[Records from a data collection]
-- BEGIN --
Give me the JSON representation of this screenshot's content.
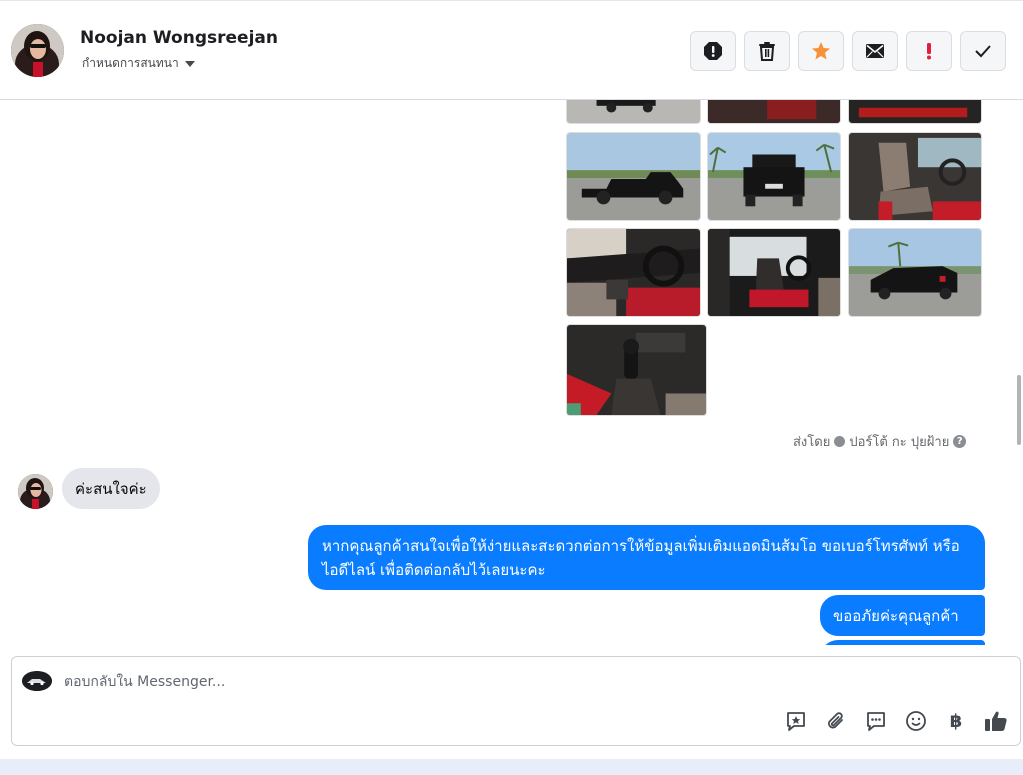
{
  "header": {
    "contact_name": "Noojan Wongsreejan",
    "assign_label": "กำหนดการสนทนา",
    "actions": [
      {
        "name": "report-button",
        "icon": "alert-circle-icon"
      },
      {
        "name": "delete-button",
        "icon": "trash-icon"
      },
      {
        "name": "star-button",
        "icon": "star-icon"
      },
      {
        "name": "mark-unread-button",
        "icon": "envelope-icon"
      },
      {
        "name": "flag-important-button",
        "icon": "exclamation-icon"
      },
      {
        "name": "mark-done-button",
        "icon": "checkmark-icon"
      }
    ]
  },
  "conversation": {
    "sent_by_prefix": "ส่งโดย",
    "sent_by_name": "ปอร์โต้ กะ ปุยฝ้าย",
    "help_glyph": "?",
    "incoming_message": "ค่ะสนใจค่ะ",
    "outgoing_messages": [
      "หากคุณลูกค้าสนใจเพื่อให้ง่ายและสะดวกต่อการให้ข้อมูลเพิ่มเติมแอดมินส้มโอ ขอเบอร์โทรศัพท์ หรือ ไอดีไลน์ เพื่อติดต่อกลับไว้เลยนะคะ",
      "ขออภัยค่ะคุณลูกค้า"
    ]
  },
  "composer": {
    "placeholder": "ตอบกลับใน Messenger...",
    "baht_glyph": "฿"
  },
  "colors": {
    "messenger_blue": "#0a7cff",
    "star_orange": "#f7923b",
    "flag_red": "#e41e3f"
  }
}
-- END --
-- BEGIN --
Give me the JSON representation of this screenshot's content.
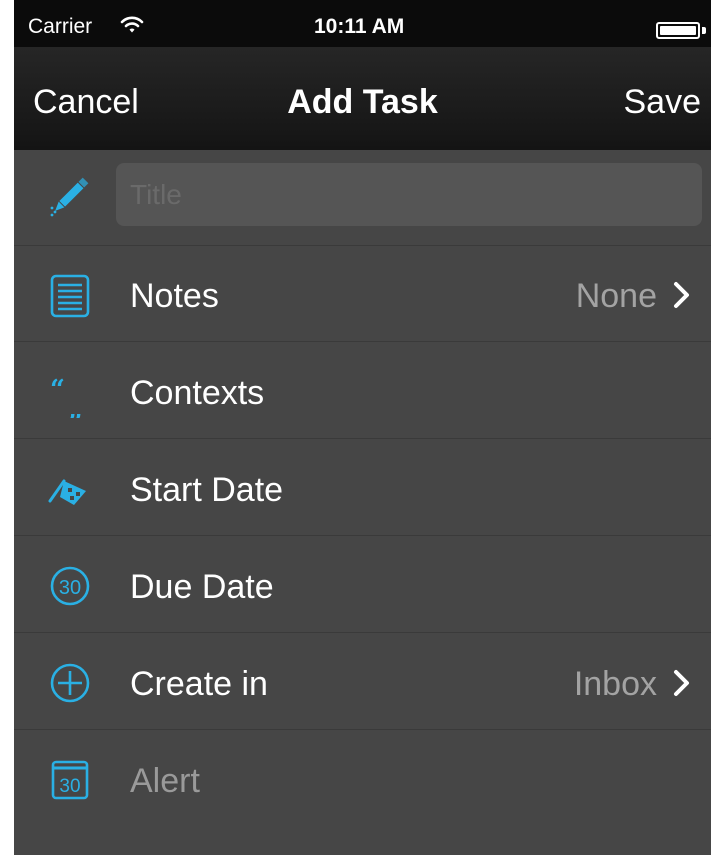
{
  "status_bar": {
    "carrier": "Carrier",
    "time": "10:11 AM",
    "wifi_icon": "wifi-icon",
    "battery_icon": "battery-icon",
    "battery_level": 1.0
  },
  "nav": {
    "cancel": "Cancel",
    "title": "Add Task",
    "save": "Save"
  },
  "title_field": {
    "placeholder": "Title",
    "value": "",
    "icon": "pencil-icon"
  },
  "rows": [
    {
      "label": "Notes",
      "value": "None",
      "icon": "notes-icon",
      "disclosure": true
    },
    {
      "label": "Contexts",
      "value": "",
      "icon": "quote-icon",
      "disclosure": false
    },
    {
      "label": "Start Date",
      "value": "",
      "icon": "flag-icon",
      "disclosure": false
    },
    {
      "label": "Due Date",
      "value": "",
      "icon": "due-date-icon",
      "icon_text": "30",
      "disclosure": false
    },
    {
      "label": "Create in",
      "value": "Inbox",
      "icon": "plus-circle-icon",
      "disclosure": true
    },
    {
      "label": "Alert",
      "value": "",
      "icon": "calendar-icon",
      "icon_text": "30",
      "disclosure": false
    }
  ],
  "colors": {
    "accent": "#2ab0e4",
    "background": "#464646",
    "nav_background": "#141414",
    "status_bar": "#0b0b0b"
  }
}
-- END --
Copy out each line that contains the word "button".

◆ Exercise solution:
        "name": "report-button",
        "name": "delete-button",
        "name": "star-button",
        "name": "mark-unread-button",
        "name": "flag-important-button",
        "name": "mark-done-button",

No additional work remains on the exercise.